>> begin

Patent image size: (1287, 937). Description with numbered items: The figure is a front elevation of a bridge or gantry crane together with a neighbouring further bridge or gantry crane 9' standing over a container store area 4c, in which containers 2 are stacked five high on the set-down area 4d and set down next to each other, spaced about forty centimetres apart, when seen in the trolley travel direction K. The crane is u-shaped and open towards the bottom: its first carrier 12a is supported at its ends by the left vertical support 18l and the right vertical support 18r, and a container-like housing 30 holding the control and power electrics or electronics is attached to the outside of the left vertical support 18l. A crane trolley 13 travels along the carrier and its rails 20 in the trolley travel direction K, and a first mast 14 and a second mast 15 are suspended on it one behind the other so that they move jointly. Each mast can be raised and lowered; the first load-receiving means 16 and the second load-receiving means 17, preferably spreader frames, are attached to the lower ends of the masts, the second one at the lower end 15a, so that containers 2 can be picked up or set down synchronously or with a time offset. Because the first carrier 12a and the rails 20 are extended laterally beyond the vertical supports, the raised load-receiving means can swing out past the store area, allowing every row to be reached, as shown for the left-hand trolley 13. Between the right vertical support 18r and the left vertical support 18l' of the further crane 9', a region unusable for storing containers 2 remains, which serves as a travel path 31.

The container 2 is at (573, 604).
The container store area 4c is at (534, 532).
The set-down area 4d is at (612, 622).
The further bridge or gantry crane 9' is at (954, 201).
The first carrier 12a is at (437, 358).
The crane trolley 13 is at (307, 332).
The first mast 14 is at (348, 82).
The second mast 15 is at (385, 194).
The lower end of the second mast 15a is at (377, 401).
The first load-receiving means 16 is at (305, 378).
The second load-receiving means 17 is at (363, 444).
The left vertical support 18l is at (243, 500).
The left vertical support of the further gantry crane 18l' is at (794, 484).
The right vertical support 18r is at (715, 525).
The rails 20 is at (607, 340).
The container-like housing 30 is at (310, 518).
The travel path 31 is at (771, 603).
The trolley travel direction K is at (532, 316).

>> end

§ **DO THIS**: Extract every line of the records above that contains the string "path", copying each one in full.

§ **OUTPUT FOR THIS EXERCISE**:
Patent image size: (1287, 937). Description with numbered items: The figure is a front elevation of a bridge or gantry crane together with a neighbouring further bridge or gantry crane 9' standing over a container store area 4c, in which containers 2 are stacked five high on the set-down area 4d and set down next to each other, spaced about forty centimetres apart, when seen in the trolley travel direction K. The crane is u-shaped and open towards the bottom: its first carrier 12a is supported at its ends by the left vertical support 18l and the right vertical support 18r, and a container-like housing 30 holding the control and power electrics or electronics is attached to the outside of the left vertical support 18l. A crane trolley 13 travels along the carrier and its rails 20 in the trolley travel direction K, and a first mast 14 and a second mast 15 are suspended on it one behind the other so that they move jointly. Each mast can be raised and lowered; the first load-receiving means 16 and the second load-receiving means 17, preferably spreader frames, are attached to the lower ends of the masts, the second one at the lower end 15a, so that containers 2 can be picked up or set down synchronously or with a time offset. Because the first carrier 12a and the rails 20 are extended laterally beyond the vertical supports, the raised load-receiving means can swing out past the store area, allowing every row to be reached, as shown for the left-hand trolley 13. Between the right vertical support 18r and the left vertical support 18l' of the further crane 9', a region unusable for storing containers 2 remains, which serves as a travel path 31.
The travel path 31 is at (771, 603).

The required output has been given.